» **Text provided**
━━━━━━━━━━━━━━━━━━━━

Remember that everyone has their own goals and unique financial circumstances. These, along with your tolerance for investment risk and time horizon, should inform the mix of assets in your portfolio.
Our resource hub for investing in the stock market might be able to help make that blend a bit clearer for you and our guide on how to invest in stocks is a great start for first-time investors. And if you are still unsure of how to pick investments, speak to a qualified financial advisor.
So what’s big on the Helsinki exchange? Maybe the most recognisable name is 3310 hero Nokia, representing a chunky IT cohort.
But, away from indestructible phones, industrials make up around a quarter of the Finnish index, with names like elevator firm Kone.
It’s one of only a few big players in the space, along with Otis, ThyssenKrupp and Schindler.
And while the lift-maker’s shares will inevitably go up and down (nope, not even sorry) the draw here is in the after-sales model.
Lifts are chunky pieces of kit and companies don’t tend to change them very often.

━━━━━━━━━━━━━━━━━━━━

» **Recorded data**
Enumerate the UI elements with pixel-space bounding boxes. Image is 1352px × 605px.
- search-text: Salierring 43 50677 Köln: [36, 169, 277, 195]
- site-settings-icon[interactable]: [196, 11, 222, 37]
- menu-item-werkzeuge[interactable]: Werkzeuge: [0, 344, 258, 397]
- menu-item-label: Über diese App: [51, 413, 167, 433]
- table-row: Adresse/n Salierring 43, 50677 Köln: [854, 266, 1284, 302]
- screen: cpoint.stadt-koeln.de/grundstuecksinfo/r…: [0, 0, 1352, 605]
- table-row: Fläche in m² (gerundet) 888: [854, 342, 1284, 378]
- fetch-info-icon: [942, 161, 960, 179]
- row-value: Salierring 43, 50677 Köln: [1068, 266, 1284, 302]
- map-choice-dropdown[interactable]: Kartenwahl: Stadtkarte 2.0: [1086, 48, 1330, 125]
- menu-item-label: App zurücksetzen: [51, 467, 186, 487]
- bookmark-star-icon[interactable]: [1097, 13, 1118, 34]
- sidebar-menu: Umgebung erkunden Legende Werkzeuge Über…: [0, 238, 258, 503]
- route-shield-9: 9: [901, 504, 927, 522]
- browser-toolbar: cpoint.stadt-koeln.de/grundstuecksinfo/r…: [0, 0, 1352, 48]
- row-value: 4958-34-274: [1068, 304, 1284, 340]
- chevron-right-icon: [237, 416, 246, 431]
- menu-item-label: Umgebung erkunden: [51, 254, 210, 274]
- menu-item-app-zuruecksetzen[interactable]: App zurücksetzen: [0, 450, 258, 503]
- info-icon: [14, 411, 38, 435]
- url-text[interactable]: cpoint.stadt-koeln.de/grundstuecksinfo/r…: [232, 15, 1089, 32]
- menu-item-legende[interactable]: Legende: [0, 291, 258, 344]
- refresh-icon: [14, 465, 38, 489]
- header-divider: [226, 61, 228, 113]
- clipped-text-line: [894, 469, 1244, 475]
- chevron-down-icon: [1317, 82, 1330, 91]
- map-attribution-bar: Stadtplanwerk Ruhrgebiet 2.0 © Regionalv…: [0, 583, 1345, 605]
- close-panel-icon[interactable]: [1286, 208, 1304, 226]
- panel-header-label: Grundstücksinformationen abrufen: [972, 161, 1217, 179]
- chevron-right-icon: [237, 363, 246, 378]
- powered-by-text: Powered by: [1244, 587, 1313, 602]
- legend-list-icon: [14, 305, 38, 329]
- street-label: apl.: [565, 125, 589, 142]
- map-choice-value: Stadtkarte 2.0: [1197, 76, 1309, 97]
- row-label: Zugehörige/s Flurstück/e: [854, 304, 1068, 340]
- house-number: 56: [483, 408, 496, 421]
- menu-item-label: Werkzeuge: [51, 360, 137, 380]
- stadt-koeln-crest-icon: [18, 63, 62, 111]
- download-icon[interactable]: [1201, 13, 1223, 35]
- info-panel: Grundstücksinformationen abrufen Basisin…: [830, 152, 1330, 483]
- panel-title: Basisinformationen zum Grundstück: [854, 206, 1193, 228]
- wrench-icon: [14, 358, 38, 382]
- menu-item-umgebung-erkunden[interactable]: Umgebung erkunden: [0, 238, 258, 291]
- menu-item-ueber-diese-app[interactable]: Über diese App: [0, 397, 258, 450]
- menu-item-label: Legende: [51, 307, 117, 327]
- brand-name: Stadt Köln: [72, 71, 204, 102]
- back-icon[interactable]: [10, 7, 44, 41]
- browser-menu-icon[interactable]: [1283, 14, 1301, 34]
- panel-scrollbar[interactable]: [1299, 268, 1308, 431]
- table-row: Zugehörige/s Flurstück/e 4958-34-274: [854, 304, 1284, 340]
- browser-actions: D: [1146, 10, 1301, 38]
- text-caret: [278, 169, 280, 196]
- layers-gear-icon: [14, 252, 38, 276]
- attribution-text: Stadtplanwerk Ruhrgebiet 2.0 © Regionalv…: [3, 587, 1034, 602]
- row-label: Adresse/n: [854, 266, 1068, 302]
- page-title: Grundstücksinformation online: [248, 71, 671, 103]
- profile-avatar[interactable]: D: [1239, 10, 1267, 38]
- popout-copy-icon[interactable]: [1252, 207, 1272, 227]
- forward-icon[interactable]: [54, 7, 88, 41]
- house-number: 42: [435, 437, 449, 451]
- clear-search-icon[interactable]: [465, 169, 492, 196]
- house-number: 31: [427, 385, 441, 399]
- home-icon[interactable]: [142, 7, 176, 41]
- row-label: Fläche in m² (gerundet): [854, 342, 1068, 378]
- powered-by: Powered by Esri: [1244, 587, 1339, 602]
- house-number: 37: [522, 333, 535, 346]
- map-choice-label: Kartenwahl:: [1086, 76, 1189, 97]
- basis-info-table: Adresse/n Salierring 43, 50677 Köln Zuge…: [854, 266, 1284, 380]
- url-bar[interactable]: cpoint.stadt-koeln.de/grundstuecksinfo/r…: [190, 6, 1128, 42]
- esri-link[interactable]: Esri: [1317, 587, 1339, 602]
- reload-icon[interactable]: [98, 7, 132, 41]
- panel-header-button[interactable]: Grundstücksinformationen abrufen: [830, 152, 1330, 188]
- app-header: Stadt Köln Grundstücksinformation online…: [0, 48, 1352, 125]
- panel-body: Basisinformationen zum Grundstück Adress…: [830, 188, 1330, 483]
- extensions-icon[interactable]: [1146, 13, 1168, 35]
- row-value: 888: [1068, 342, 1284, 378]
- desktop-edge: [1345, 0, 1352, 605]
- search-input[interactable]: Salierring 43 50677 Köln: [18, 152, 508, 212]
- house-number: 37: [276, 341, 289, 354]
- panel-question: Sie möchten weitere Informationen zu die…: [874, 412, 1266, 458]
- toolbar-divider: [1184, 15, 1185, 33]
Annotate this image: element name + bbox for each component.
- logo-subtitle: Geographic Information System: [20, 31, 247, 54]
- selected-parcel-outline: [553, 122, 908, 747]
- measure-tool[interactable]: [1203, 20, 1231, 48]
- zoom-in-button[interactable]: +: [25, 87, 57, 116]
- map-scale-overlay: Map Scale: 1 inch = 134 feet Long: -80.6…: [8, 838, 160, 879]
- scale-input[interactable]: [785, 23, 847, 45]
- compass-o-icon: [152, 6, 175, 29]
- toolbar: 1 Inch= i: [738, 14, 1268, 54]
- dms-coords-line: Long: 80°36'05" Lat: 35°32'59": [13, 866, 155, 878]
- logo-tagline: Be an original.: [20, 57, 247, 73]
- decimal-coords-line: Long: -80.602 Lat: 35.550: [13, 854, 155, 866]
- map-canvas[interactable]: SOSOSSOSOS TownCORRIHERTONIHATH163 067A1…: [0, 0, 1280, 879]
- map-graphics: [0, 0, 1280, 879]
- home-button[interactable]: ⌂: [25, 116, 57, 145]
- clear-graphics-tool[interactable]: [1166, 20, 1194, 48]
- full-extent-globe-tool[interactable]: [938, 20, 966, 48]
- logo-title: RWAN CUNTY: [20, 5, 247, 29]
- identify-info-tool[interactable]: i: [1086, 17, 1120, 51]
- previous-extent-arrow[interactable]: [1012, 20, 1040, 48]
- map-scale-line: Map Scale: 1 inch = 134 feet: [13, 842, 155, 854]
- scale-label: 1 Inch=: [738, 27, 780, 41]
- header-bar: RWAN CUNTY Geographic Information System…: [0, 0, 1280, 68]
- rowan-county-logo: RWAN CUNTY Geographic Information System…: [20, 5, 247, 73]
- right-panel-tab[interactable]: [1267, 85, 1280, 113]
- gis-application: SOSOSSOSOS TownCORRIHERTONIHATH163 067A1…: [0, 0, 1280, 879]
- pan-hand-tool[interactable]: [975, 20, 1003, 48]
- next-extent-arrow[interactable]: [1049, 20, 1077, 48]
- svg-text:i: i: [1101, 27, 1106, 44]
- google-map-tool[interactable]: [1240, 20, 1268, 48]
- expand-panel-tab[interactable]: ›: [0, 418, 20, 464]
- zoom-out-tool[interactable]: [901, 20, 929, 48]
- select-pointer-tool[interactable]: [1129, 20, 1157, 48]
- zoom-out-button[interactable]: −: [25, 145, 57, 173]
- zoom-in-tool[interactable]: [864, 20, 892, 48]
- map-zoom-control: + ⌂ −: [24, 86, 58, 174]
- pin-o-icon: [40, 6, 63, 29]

━━━━━━━━━━━━━━━━━━━━

» **Task instructions**
A. How would you render this sentence from the investing text in Spanish: "Lifts are chunky pieces of kit and companies don’t tend to change them very often."
B. Does the investing text agree with each statement? Answer yes or no for each, quoting the words that decide it. (i) Industrials account for roughly a quarter of the Finnish index. (ii) Kone is the only big player in the elevator space. (iii) Investors still unsure how to pick investments should consult a qualified financial advisor.
Work only from the investing text; do not use the data.

» **Solutions to the exercise**
A. Los ascensores son equipos voluminosos y las empresas no suelen cambiarlos con mucha frecuencia.

B.
(i) Yes: "industrials make up around a quarter of the Finnish index"
(ii) No: "It’s one of only a few big players in the space, along with Otis, ThyssenKrupp and Schindler."
(iii) Yes: "And if you are still unsure of how to pick investments, speak to a qualified financial advisor."